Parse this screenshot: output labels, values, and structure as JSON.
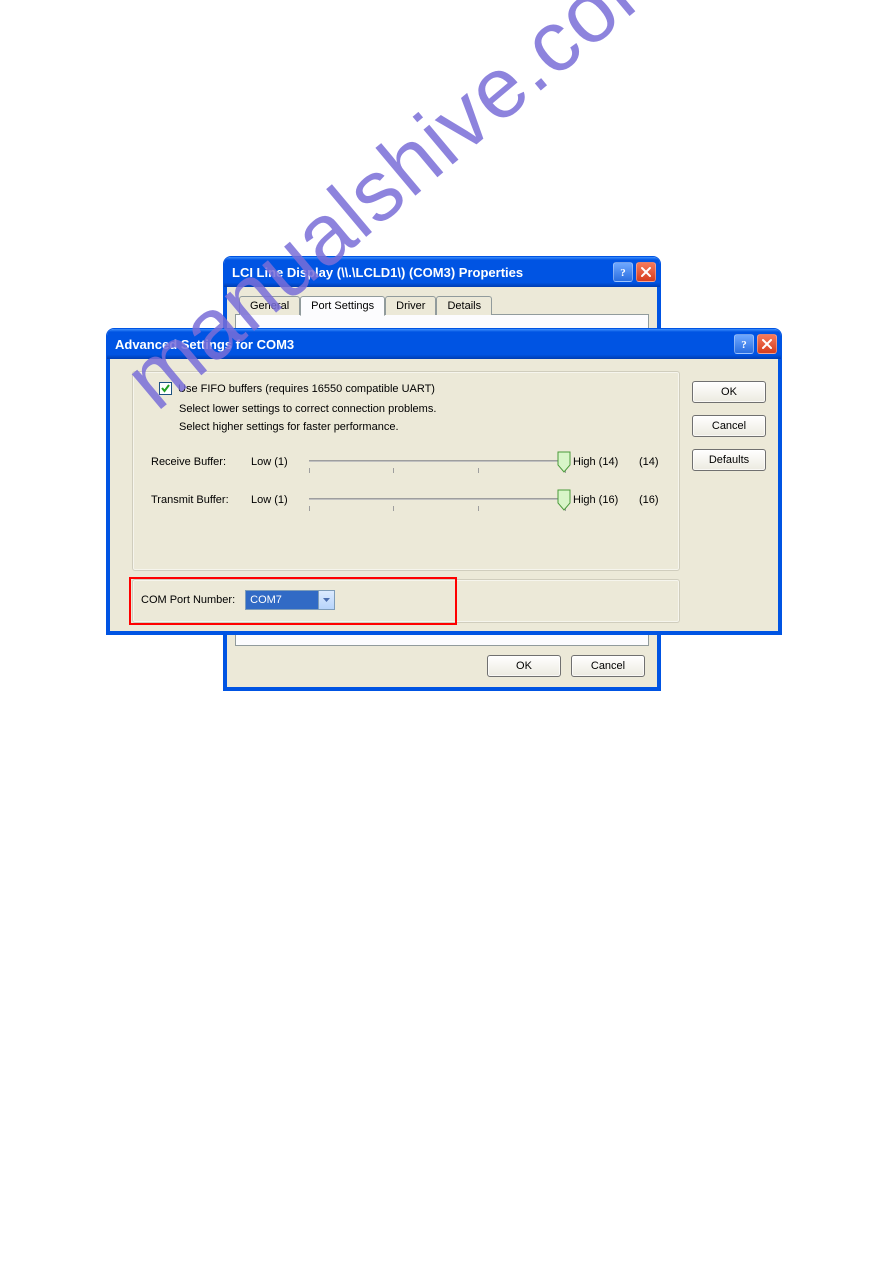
{
  "watermark": "manualshive.com",
  "parent": {
    "title": "LCI Line Display (\\\\.\\LCLD1\\) (COM3) Properties",
    "tabs": {
      "items": [
        {
          "label": "General"
        },
        {
          "label": "Port Settings"
        },
        {
          "label": "Driver"
        },
        {
          "label": "Details"
        }
      ]
    },
    "footer": {
      "ok": "OK",
      "cancel": "Cancel"
    }
  },
  "child": {
    "title": "Advanced Settings for COM3",
    "fifo": {
      "checkbox_label": "Use FIFO buffers (requires 16550 compatible UART)",
      "hint1": "Select lower settings to correct connection problems.",
      "hint2": "Select higher settings for faster performance."
    },
    "sliders": {
      "receive": {
        "label": "Receive Buffer:",
        "low": "Low (1)",
        "high": "High (14)",
        "value": "(14)"
      },
      "transmit": {
        "label": "Transmit Buffer:",
        "low": "Low (1)",
        "high": "High (16)",
        "value": "(16)"
      }
    },
    "port": {
      "label": "COM Port Number:",
      "selected": "COM7"
    },
    "buttons": {
      "ok": "OK",
      "cancel": "Cancel",
      "defaults": "Defaults"
    }
  }
}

Objective:
Which lines contain "title"? Copy each of them out.

Task response:
    "title": "LCI Line Display (\\\\.\\LCLD1\\) (COM3) Properties",
    "title": "Advanced Settings for COM3",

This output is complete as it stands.